# Start of Supplied material

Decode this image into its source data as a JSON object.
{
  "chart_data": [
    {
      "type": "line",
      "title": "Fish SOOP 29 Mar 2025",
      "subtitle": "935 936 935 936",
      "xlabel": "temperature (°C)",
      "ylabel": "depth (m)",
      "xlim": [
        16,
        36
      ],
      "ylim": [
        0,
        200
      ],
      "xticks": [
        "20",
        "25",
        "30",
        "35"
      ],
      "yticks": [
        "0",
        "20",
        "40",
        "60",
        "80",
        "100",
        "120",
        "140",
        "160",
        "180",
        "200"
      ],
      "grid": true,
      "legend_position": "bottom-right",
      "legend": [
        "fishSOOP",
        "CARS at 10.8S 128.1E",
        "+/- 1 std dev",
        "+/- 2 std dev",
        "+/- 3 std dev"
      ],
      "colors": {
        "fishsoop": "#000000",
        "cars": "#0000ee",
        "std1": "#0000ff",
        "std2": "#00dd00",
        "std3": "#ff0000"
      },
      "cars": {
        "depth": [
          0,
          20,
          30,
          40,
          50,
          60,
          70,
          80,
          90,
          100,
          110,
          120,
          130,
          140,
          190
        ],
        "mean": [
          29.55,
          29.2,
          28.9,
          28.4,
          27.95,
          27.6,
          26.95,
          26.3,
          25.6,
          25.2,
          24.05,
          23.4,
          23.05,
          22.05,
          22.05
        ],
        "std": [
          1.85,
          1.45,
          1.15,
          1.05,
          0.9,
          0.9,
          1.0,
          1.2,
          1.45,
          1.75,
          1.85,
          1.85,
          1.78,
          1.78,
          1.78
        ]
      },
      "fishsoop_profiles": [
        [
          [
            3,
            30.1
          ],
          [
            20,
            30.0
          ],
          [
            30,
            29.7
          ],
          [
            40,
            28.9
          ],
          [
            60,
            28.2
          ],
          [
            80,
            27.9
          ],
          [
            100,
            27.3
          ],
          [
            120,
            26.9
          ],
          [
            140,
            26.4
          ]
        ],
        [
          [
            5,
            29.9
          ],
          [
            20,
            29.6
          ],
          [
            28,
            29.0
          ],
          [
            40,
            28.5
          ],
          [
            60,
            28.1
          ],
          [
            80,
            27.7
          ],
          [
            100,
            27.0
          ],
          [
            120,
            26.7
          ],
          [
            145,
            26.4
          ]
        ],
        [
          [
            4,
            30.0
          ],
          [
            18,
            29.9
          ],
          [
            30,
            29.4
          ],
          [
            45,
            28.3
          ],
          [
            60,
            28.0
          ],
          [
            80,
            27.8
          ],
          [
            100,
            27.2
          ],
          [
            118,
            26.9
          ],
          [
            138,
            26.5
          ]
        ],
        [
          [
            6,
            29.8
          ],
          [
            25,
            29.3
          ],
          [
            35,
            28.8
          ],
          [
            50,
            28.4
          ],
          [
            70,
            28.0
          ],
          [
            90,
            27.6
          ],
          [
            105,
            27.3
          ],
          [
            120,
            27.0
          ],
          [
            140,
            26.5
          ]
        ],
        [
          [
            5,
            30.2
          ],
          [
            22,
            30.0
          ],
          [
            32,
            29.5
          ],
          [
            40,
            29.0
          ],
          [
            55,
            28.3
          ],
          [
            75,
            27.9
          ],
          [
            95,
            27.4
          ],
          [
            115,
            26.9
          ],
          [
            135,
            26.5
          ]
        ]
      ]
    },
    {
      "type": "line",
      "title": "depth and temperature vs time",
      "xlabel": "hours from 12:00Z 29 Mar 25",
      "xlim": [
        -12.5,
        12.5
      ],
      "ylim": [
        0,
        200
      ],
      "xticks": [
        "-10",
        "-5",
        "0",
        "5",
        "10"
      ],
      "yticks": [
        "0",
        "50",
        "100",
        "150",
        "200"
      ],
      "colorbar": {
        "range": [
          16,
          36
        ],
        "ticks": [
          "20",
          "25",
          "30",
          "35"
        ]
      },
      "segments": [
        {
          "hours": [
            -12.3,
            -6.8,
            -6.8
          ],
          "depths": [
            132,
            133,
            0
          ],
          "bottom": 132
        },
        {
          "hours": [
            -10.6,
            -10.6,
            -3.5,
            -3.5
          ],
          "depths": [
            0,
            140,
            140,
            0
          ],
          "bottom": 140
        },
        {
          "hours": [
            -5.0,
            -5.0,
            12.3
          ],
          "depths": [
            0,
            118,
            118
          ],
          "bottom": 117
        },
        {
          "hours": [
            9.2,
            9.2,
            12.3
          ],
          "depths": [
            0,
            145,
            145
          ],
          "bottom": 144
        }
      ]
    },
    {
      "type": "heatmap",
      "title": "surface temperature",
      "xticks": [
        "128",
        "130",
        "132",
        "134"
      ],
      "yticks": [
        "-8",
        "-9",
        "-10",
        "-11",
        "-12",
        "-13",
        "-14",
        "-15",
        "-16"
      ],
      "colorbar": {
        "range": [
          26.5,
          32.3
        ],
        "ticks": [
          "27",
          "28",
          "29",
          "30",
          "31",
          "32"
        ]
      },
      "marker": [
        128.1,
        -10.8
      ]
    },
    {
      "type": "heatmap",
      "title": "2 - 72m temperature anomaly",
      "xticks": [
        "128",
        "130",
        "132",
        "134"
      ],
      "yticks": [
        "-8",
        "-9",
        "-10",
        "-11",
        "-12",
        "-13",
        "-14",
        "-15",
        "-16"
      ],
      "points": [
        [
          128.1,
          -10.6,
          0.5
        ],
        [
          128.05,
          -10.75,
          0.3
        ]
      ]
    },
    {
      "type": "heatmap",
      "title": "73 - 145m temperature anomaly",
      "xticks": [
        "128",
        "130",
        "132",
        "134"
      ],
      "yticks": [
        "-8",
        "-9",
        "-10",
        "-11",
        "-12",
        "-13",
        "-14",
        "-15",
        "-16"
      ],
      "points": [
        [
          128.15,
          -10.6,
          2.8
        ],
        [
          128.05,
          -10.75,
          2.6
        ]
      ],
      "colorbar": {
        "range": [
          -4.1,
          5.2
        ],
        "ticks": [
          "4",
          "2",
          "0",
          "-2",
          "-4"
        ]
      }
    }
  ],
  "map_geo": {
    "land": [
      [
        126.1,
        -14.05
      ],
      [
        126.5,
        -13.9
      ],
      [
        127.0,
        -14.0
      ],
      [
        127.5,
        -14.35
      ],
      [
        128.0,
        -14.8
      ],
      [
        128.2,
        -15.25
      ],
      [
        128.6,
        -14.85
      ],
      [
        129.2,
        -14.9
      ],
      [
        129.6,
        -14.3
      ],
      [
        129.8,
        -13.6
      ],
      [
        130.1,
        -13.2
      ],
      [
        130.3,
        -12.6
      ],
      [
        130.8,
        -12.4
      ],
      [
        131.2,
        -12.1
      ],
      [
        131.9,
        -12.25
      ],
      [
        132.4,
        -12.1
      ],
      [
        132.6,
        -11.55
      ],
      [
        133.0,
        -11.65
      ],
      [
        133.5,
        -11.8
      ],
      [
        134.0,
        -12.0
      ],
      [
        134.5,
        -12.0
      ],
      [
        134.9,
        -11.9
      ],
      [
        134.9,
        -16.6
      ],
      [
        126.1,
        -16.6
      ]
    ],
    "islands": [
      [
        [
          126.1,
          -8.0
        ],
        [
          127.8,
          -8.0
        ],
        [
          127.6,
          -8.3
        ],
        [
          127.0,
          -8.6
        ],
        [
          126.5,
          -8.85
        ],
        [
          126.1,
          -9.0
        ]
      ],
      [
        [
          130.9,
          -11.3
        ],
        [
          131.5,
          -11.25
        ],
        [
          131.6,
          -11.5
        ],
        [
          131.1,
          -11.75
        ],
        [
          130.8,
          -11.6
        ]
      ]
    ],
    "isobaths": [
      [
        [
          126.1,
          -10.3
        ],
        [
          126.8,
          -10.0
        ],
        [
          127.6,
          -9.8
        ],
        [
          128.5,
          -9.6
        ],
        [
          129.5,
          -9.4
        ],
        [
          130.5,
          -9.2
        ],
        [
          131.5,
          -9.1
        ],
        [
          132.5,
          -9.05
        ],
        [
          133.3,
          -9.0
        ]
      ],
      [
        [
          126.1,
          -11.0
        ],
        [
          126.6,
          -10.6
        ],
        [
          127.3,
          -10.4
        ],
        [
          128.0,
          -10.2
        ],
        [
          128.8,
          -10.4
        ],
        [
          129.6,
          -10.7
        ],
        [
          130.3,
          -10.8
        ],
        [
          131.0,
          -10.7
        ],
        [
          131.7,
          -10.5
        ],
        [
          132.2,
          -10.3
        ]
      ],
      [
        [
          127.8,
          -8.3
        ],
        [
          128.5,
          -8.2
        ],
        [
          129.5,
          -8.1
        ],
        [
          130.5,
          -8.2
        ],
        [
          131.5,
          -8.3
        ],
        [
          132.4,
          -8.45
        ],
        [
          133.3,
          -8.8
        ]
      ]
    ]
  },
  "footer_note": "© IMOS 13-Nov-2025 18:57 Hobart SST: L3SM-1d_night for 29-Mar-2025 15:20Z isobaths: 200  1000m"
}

# End of Supplied material

## Task objective
Isolate each line of the listing above that includes "anomaly". Copy it.

## Written response
      "title": "2 - 72m temperature anomaly",
      "title": "73 - 145m temperature anomaly",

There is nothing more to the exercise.